- REQUIREMENT 1 -
From the Toxoplasma passage, write out everything from "In addition to" down to "cytosolic proteins [30].", word for word.
- REQUIREMENT 2 -
Pick up the passage on how Toxoplasma takes in host material and keep writing from the point where it stops.

- SUPPLIED TEXT -
>>>

In addition to host organelles and vesicles, T. gondii internalizes host cytosolic proteins, such as GFP or mCherry, into the PV [30]. The entry mechanism into the PV for host cytosolic proteins is unknown, but PV membrane invaginations may act as gateways for host proteins present in the cytosol, because mutant parasites lacking an IVN internalize fewer host cytosolic proteins [30].

It remains to be determined how the parasite internalizes into its cell body host cytosolic proteins or organelles from the PV lumen. In fact, Toxoplasma is an intriguing organism regarding endocytosis, as until recently, no internalization gateways had been identified. The Toxoplasma genome only encodes a few homologues of endocytic machinery, e.g., AP2 adaptor complex, and the light and heavy chains of clathrin, but none are expressed at the plasma membrane and no clathrin-coated pits have been observed [36]. A single micropore, a small cup-shaped 20-nm pit of the plasma membrane, has been observed, but this invagination is rather static, which precludes a function in endocytosis [37]. Our studies on lipid uptake by Toxoplasma, however, had fortuitously led to the identification of endocytic structures [4]. Toxoplasma avidly scavenges fatty acids and upon exposure to excess (20-times) oleic acid, a large invagination of the parasite’s plasma membrane is observed [6]. The invagination, located at the parasite’s anterior end, has a narrow neck (diameter of about 250 nm) and is clearly distinct from the micropore. Coating the invagination’s cytoplasmic surface is a radiating, bristlelike structure, reminiscent of the coat on mammalian endocytic structures, e.g., clathrin. The content of the invaginations and of several cytosolic vesicles is morphologically similar to material present in the PV milieu, indicating a connection between these structures and the PV lumen and, thus, an endocytic event. The sole detection of these invaginations upon supplementation of oleic acid suggests that these processes may be particularly fast, thus impeding the trackability of these endocytic structures under standard culture conditions.

<<<

- AVAILABLE DATA -
>>>

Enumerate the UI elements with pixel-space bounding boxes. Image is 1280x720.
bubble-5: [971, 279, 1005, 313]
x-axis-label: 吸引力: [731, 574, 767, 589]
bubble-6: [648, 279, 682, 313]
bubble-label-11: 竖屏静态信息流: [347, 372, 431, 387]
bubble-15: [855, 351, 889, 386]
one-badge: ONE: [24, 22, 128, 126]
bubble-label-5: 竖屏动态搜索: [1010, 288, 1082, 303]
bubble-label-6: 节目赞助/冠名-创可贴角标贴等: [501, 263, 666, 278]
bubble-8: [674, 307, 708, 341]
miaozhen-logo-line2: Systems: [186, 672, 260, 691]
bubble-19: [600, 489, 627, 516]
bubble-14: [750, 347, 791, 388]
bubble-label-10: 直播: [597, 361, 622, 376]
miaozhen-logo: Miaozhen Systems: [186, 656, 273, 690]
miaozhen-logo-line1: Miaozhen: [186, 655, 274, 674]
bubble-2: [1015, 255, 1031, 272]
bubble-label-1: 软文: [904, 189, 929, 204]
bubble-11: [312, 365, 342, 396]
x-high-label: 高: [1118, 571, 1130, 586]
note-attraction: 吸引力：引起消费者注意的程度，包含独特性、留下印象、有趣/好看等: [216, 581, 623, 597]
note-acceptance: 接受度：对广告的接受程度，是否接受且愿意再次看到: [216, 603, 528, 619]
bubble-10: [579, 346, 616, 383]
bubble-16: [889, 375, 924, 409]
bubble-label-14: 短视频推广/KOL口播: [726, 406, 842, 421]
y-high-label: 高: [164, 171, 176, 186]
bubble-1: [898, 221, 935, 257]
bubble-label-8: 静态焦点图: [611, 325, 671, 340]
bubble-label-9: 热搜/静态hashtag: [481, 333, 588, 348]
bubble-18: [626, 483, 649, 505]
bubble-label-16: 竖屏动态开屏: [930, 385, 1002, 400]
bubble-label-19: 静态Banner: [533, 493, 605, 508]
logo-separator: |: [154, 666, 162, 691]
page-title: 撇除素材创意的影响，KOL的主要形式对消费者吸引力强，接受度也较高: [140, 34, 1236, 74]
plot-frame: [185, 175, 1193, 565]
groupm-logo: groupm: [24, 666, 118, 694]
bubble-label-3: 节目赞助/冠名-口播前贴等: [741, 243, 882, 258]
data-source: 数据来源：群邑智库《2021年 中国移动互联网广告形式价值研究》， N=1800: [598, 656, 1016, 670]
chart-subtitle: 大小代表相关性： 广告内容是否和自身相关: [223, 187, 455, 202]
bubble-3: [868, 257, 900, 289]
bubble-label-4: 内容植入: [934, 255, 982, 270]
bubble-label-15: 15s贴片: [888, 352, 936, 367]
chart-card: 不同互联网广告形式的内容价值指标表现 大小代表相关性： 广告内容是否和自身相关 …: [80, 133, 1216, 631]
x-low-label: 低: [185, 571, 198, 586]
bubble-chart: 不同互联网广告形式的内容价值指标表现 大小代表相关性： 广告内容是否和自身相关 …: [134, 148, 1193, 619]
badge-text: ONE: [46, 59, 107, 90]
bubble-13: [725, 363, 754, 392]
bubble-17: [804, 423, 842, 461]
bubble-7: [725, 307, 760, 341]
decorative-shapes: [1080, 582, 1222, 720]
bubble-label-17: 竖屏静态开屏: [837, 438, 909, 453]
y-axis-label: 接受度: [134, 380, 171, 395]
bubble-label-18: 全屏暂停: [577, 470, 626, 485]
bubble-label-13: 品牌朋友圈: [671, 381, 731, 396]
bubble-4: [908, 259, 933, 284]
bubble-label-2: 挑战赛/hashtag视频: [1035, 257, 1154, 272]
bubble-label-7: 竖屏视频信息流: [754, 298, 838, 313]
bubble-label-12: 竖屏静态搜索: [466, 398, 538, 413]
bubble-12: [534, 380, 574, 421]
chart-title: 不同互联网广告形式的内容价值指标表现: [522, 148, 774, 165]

<<<

- RESPONSE AREA 1 -
In addition to host organelles and vesicles, T. gondii internalizes host cytosolic proteins, such as GFP or mCherry, into the PV [30]. The entry mechanism into the PV for host cytosolic proteins is unknown, but PV membrane invaginations may act as gateways for host proteins present in the cytosol, because mutant parasites lacking an IVN internalize fewer host cytosolic proteins [30].

- RESPONSE AREA 2 -
Toxoplasma is equipped to digest host cytosolic and organelle-derived proteins (e.g., GFP, mCherry, GFP-Rab11) in an acidified organelle named vacuolar compartment (VAC), which contains enzymes including the endopeptidase cathepsin L (CPL) [30]. Accumulation of host cytosolic GFP and GFP-Rab11 in VAC could only be observed in CPL–deficient parasites, indicative of a fast degradation process in wild-type parasites [8,30]. Interestingly, VAC proteolytic activity is required for Toxoplasma persistence in animals [38]. CPL-deficient parasites form autophagosomes that associate with VAC and contain undigested organelles. Further investigations into the nature of endocytic organelles containing host material and the fate of endocytosed macromolecules in wild-type parasites would be central to understanding how Toxoplasma feeds itself.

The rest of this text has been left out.